Return all lines in the material below that contain "icon".

[start RECORD LIST]

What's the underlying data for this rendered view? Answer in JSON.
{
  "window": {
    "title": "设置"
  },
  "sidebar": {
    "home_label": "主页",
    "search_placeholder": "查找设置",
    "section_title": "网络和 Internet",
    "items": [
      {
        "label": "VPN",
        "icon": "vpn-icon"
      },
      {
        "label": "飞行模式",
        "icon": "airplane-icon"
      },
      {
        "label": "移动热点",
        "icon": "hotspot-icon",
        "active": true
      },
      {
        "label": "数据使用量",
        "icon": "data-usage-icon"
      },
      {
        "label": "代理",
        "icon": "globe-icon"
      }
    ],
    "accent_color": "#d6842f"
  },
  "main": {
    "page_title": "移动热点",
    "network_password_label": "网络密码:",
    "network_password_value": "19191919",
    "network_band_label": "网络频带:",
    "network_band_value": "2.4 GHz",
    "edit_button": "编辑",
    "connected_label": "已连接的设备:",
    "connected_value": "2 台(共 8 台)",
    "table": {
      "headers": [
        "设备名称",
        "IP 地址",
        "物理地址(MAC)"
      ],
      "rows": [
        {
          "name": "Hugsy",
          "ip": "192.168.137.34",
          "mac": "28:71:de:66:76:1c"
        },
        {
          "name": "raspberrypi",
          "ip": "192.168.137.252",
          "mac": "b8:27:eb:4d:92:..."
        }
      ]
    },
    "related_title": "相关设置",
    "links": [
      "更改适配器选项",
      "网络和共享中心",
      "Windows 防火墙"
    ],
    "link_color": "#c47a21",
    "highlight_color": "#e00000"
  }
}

[end RECORD LIST]
[start RECORD LIST]

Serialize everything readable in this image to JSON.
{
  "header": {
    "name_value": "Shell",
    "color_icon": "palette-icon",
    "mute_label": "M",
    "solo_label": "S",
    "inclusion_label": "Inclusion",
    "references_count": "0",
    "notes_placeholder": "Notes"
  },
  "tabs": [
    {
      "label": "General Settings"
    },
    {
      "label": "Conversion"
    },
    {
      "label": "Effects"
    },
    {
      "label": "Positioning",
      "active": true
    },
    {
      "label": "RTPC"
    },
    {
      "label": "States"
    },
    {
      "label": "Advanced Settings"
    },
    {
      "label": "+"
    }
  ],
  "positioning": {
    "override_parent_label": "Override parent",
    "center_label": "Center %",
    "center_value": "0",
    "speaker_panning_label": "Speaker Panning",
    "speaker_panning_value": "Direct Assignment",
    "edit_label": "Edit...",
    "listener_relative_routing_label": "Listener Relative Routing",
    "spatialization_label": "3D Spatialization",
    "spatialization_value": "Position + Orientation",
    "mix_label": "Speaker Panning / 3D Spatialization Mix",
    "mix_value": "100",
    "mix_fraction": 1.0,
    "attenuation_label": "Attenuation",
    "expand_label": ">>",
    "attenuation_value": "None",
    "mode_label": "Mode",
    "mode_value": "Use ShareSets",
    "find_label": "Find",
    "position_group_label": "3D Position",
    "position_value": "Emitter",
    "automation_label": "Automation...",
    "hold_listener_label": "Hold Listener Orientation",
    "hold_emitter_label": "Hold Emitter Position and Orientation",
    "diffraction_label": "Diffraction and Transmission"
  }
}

[end RECORD LIST]

- [FULL OUTPUT]:
        "icon": "vpn-icon"
        "icon": "airplane-icon"
        "icon": "hotspot-icon",
        "icon": "data-usage-icon"
        "icon": "globe-icon"
    "color_icon": "palette-icon",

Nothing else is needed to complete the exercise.